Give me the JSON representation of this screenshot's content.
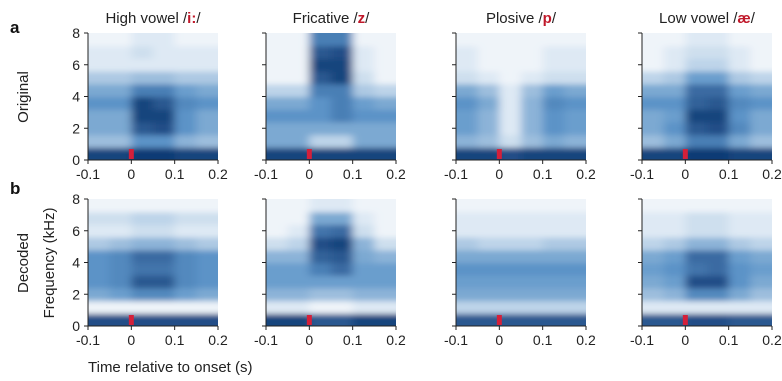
{
  "figure": {
    "panel_labels": [
      "a",
      "b"
    ],
    "row_labels": [
      "Original",
      "Decoded"
    ],
    "ylabel": "Frequency (kHz)",
    "xlabel": "Time relative to onset (s)"
  },
  "colors": {
    "colormap_low": "#ffffff",
    "colormap_mid": "#5b93c7",
    "colormap_high": "#08306b",
    "title_plain": "#222222",
    "title_phoneme": "#c0182a",
    "onset_marker": "#d4203a"
  },
  "chart_data": [
    {
      "type": "heatmap",
      "row": "Original",
      "title_prefix": "High vowel /",
      "title_phoneme": "i:",
      "title_suffix": "/",
      "xlabel": "",
      "ylabel": "",
      "xlim": [
        -0.1,
        0.2
      ],
      "ylim": [
        0,
        8
      ],
      "xticks": [
        "-0.1",
        "0",
        "0.1",
        "0.2"
      ],
      "yticks": [
        "0",
        "2",
        "4",
        "6",
        "8"
      ],
      "onset_x": 0,
      "freq_bands_khz": [
        0.4,
        1.2,
        2,
        2.8,
        3.6,
        4.4,
        5.2,
        6,
        6.8,
        7.6
      ],
      "time_bins_s": [
        -0.075,
        -0.025,
        0.025,
        0.075,
        0.125,
        0.175
      ],
      "intensity": [
        [
          0.9,
          0.9,
          0.95,
          0.95,
          0.9,
          0.9
        ],
        [
          0.3,
          0.3,
          0.5,
          0.5,
          0.35,
          0.3
        ],
        [
          0.4,
          0.4,
          0.8,
          0.85,
          0.5,
          0.4
        ],
        [
          0.4,
          0.4,
          0.9,
          0.9,
          0.5,
          0.4
        ],
        [
          0.5,
          0.5,
          0.9,
          0.8,
          0.55,
          0.5
        ],
        [
          0.4,
          0.4,
          0.6,
          0.6,
          0.45,
          0.4
        ],
        [
          0.25,
          0.25,
          0.3,
          0.3,
          0.25,
          0.25
        ],
        [
          0.1,
          0.1,
          0.1,
          0.1,
          0.1,
          0.1
        ],
        [
          0.1,
          0.1,
          0.15,
          0.1,
          0.1,
          0.1
        ],
        [
          0.05,
          0.05,
          0.1,
          0.1,
          0.05,
          0.05
        ]
      ]
    },
    {
      "type": "heatmap",
      "row": "Original",
      "title_prefix": "Fricative /",
      "title_phoneme": "z",
      "title_suffix": "/",
      "xlabel": "",
      "ylabel": "",
      "xlim": [
        -0.1,
        0.2
      ],
      "ylim": [
        0,
        8
      ],
      "xticks": [
        "-0.1",
        "0",
        "0.1",
        "0.2"
      ],
      "yticks": [],
      "onset_x": 0,
      "freq_bands_khz": [
        0.4,
        1.2,
        2,
        2.8,
        3.6,
        4.4,
        5.2,
        6,
        6.8,
        7.6
      ],
      "time_bins_s": [
        -0.075,
        -0.025,
        0.025,
        0.075,
        0.125,
        0.175
      ],
      "intensity": [
        [
          0.9,
          0.9,
          0.9,
          0.9,
          0.9,
          0.9
        ],
        [
          0.4,
          0.4,
          0.2,
          0.2,
          0.4,
          0.4
        ],
        [
          0.4,
          0.4,
          0.4,
          0.4,
          0.4,
          0.4
        ],
        [
          0.5,
          0.5,
          0.5,
          0.6,
          0.5,
          0.5
        ],
        [
          0.4,
          0.4,
          0.5,
          0.6,
          0.45,
          0.4
        ],
        [
          0.2,
          0.2,
          0.6,
          0.6,
          0.25,
          0.2
        ],
        [
          0.05,
          0.05,
          0.8,
          0.9,
          0.15,
          0.05
        ],
        [
          0.05,
          0.05,
          0.9,
          0.9,
          0.1,
          0.05
        ],
        [
          0.05,
          0.05,
          0.8,
          0.85,
          0.1,
          0.05
        ],
        [
          0.05,
          0.05,
          0.6,
          0.6,
          0.05,
          0.05
        ]
      ]
    },
    {
      "type": "heatmap",
      "row": "Original",
      "title_prefix": "Plosive /",
      "title_phoneme": "p",
      "title_suffix": "/",
      "xlabel": "",
      "ylabel": "",
      "xlim": [
        -0.1,
        0.2
      ],
      "ylim": [
        0,
        8
      ],
      "xticks": [
        "-0.1",
        "0",
        "0.1",
        "0.2"
      ],
      "yticks": [],
      "onset_x": 0,
      "freq_bands_khz": [
        0.4,
        1.2,
        2,
        2.8,
        3.6,
        4.4,
        5.2,
        6,
        6.8,
        7.6
      ],
      "time_bins_s": [
        -0.075,
        -0.025,
        0.025,
        0.075,
        0.125,
        0.175
      ],
      "intensity": [
        [
          0.9,
          0.9,
          0.85,
          0.9,
          0.9,
          0.9
        ],
        [
          0.35,
          0.3,
          0.15,
          0.3,
          0.4,
          0.35
        ],
        [
          0.45,
          0.35,
          0.1,
          0.35,
          0.5,
          0.45
        ],
        [
          0.45,
          0.35,
          0.1,
          0.35,
          0.5,
          0.45
        ],
        [
          0.5,
          0.4,
          0.1,
          0.35,
          0.55,
          0.5
        ],
        [
          0.4,
          0.3,
          0.1,
          0.3,
          0.45,
          0.4
        ],
        [
          0.15,
          0.1,
          0.05,
          0.1,
          0.15,
          0.15
        ],
        [
          0.1,
          0.05,
          0.05,
          0.05,
          0.1,
          0.1
        ],
        [
          0.1,
          0.05,
          0.05,
          0.05,
          0.1,
          0.1
        ],
        [
          0.05,
          0.05,
          0.05,
          0.05,
          0.05,
          0.05
        ]
      ]
    },
    {
      "type": "heatmap",
      "row": "Original",
      "title_prefix": "Low vowel /",
      "title_phoneme": "æ",
      "title_suffix": "/",
      "xlabel": "",
      "ylabel": "",
      "xlim": [
        -0.1,
        0.2
      ],
      "ylim": [
        0,
        8
      ],
      "xticks": [
        "-0.1",
        "0",
        "0.1",
        "0.2"
      ],
      "yticks": [],
      "onset_x": 0,
      "freq_bands_khz": [
        0.4,
        1.2,
        2,
        2.8,
        3.6,
        4.4,
        5.2,
        6,
        6.8,
        7.6
      ],
      "time_bins_s": [
        -0.075,
        -0.025,
        0.025,
        0.075,
        0.125,
        0.175
      ],
      "intensity": [
        [
          0.9,
          0.9,
          0.95,
          0.95,
          0.9,
          0.9
        ],
        [
          0.3,
          0.4,
          0.6,
          0.6,
          0.4,
          0.3
        ],
        [
          0.4,
          0.5,
          0.8,
          0.85,
          0.55,
          0.4
        ],
        [
          0.4,
          0.45,
          0.9,
          0.9,
          0.5,
          0.4
        ],
        [
          0.5,
          0.5,
          0.75,
          0.8,
          0.55,
          0.5
        ],
        [
          0.4,
          0.4,
          0.7,
          0.7,
          0.45,
          0.4
        ],
        [
          0.2,
          0.25,
          0.45,
          0.45,
          0.25,
          0.2
        ],
        [
          0.05,
          0.1,
          0.2,
          0.2,
          0.1,
          0.05
        ],
        [
          0.05,
          0.1,
          0.15,
          0.15,
          0.1,
          0.05
        ],
        [
          0.05,
          0.05,
          0.1,
          0.1,
          0.05,
          0.05
        ]
      ]
    },
    {
      "type": "heatmap",
      "row": "Decoded",
      "title_prefix": "",
      "title_phoneme": "",
      "title_suffix": "",
      "xlabel": "",
      "ylabel": "",
      "xlim": [
        -0.1,
        0.2
      ],
      "ylim": [
        0,
        8
      ],
      "xticks": [
        "-0.1",
        "0",
        "0.1",
        "0.2"
      ],
      "yticks": [
        "0",
        "2",
        "4",
        "6",
        "8"
      ],
      "onset_x": 0,
      "freq_bands_khz": [
        0.4,
        1.2,
        2,
        2.8,
        3.6,
        4.4,
        5.2,
        6,
        6.8,
        7.6
      ],
      "time_bins_s": [
        -0.075,
        -0.025,
        0.025,
        0.075,
        0.125,
        0.175
      ],
      "intensity": [
        [
          0.85,
          0.85,
          0.85,
          0.85,
          0.85,
          0.85
        ],
        [
          0.05,
          0.05,
          0.05,
          0.05,
          0.05,
          0.05
        ],
        [
          0.4,
          0.45,
          0.55,
          0.55,
          0.45,
          0.4
        ],
        [
          0.5,
          0.55,
          0.8,
          0.8,
          0.55,
          0.5
        ],
        [
          0.5,
          0.55,
          0.65,
          0.65,
          0.55,
          0.5
        ],
        [
          0.5,
          0.55,
          0.7,
          0.7,
          0.55,
          0.5
        ],
        [
          0.25,
          0.3,
          0.35,
          0.35,
          0.3,
          0.25
        ],
        [
          0.1,
          0.1,
          0.15,
          0.15,
          0.1,
          0.1
        ],
        [
          0.15,
          0.15,
          0.2,
          0.2,
          0.15,
          0.15
        ],
        [
          0.05,
          0.05,
          0.05,
          0.05,
          0.05,
          0.05
        ]
      ]
    },
    {
      "type": "heatmap",
      "row": "Decoded",
      "title_prefix": "",
      "title_phoneme": "",
      "title_suffix": "",
      "xlabel": "",
      "ylabel": "",
      "xlim": [
        -0.1,
        0.2
      ],
      "ylim": [
        0,
        8
      ],
      "xticks": [
        "-0.1",
        "0",
        "0.1",
        "0.2"
      ],
      "yticks": [],
      "onset_x": 0,
      "freq_bands_khz": [
        0.4,
        1.2,
        2,
        2.8,
        3.6,
        4.4,
        5.2,
        6,
        6.8,
        7.6
      ],
      "time_bins_s": [
        -0.075,
        -0.025,
        0.025,
        0.075,
        0.125,
        0.175
      ],
      "intensity": [
        [
          0.9,
          0.9,
          0.8,
          0.8,
          0.9,
          0.9
        ],
        [
          0.1,
          0.1,
          0.05,
          0.05,
          0.1,
          0.1
        ],
        [
          0.35,
          0.35,
          0.3,
          0.3,
          0.35,
          0.35
        ],
        [
          0.45,
          0.45,
          0.45,
          0.45,
          0.45,
          0.45
        ],
        [
          0.45,
          0.45,
          0.6,
          0.7,
          0.45,
          0.45
        ],
        [
          0.35,
          0.35,
          0.75,
          0.8,
          0.4,
          0.35
        ],
        [
          0.15,
          0.2,
          0.85,
          0.9,
          0.35,
          0.15
        ],
        [
          0.05,
          0.1,
          0.65,
          0.7,
          0.15,
          0.05
        ],
        [
          0.05,
          0.05,
          0.4,
          0.4,
          0.1,
          0.05
        ],
        [
          0.05,
          0.05,
          0.1,
          0.1,
          0.05,
          0.05
        ]
      ]
    },
    {
      "type": "heatmap",
      "row": "Decoded",
      "title_prefix": "",
      "title_phoneme": "",
      "title_suffix": "",
      "xlabel": "",
      "ylabel": "",
      "xlim": [
        -0.1,
        0.2
      ],
      "ylim": [
        0,
        8
      ],
      "xticks": [
        "-0.1",
        "0",
        "0.1",
        "0.2"
      ],
      "yticks": [],
      "onset_x": 0,
      "freq_bands_khz": [
        0.4,
        1.2,
        2,
        2.8,
        3.6,
        4.4,
        5.2,
        6,
        6.8,
        7.6
      ],
      "time_bins_s": [
        -0.075,
        -0.025,
        0.025,
        0.075,
        0.125,
        0.175
      ],
      "intensity": [
        [
          0.8,
          0.8,
          0.8,
          0.8,
          0.8,
          0.8
        ],
        [
          0.2,
          0.2,
          0.2,
          0.2,
          0.2,
          0.2
        ],
        [
          0.4,
          0.4,
          0.4,
          0.4,
          0.4,
          0.4
        ],
        [
          0.45,
          0.45,
          0.45,
          0.45,
          0.45,
          0.45
        ],
        [
          0.5,
          0.5,
          0.5,
          0.5,
          0.5,
          0.5
        ],
        [
          0.4,
          0.4,
          0.4,
          0.4,
          0.4,
          0.4
        ],
        [
          0.25,
          0.2,
          0.2,
          0.2,
          0.25,
          0.25
        ],
        [
          0.1,
          0.1,
          0.1,
          0.1,
          0.1,
          0.1
        ],
        [
          0.1,
          0.1,
          0.1,
          0.1,
          0.1,
          0.1
        ],
        [
          0.05,
          0.05,
          0.05,
          0.05,
          0.05,
          0.05
        ]
      ]
    },
    {
      "type": "heatmap",
      "row": "Decoded",
      "title_prefix": "",
      "title_phoneme": "",
      "title_suffix": "",
      "xlabel": "",
      "ylabel": "",
      "xlim": [
        -0.1,
        0.2
      ],
      "ylim": [
        0,
        8
      ],
      "xticks": [
        "-0.1",
        "0",
        "0.1",
        "0.2"
      ],
      "yticks": [],
      "onset_x": 0,
      "freq_bands_khz": [
        0.4,
        1.2,
        2,
        2.8,
        3.6,
        4.4,
        5.2,
        6,
        6.8,
        7.6
      ],
      "time_bins_s": [
        -0.075,
        -0.025,
        0.025,
        0.075,
        0.125,
        0.175
      ],
      "intensity": [
        [
          0.8,
          0.8,
          0.85,
          0.85,
          0.8,
          0.8
        ],
        [
          0.1,
          0.1,
          0.1,
          0.1,
          0.1,
          0.1
        ],
        [
          0.3,
          0.35,
          0.55,
          0.55,
          0.4,
          0.3
        ],
        [
          0.4,
          0.45,
          0.85,
          0.85,
          0.5,
          0.4
        ],
        [
          0.45,
          0.5,
          0.65,
          0.7,
          0.5,
          0.45
        ],
        [
          0.4,
          0.45,
          0.7,
          0.7,
          0.45,
          0.4
        ],
        [
          0.2,
          0.25,
          0.35,
          0.35,
          0.25,
          0.2
        ],
        [
          0.1,
          0.1,
          0.15,
          0.15,
          0.1,
          0.1
        ],
        [
          0.1,
          0.1,
          0.15,
          0.15,
          0.1,
          0.1
        ],
        [
          0.05,
          0.05,
          0.05,
          0.05,
          0.05,
          0.05
        ]
      ]
    }
  ]
}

::::::::::

## DIRECTION
Copy in full each line that holds the word "vowel".

## RESULT BELOW
      "title_prefix": "High vowel /",
      "title_prefix": "Low vowel /",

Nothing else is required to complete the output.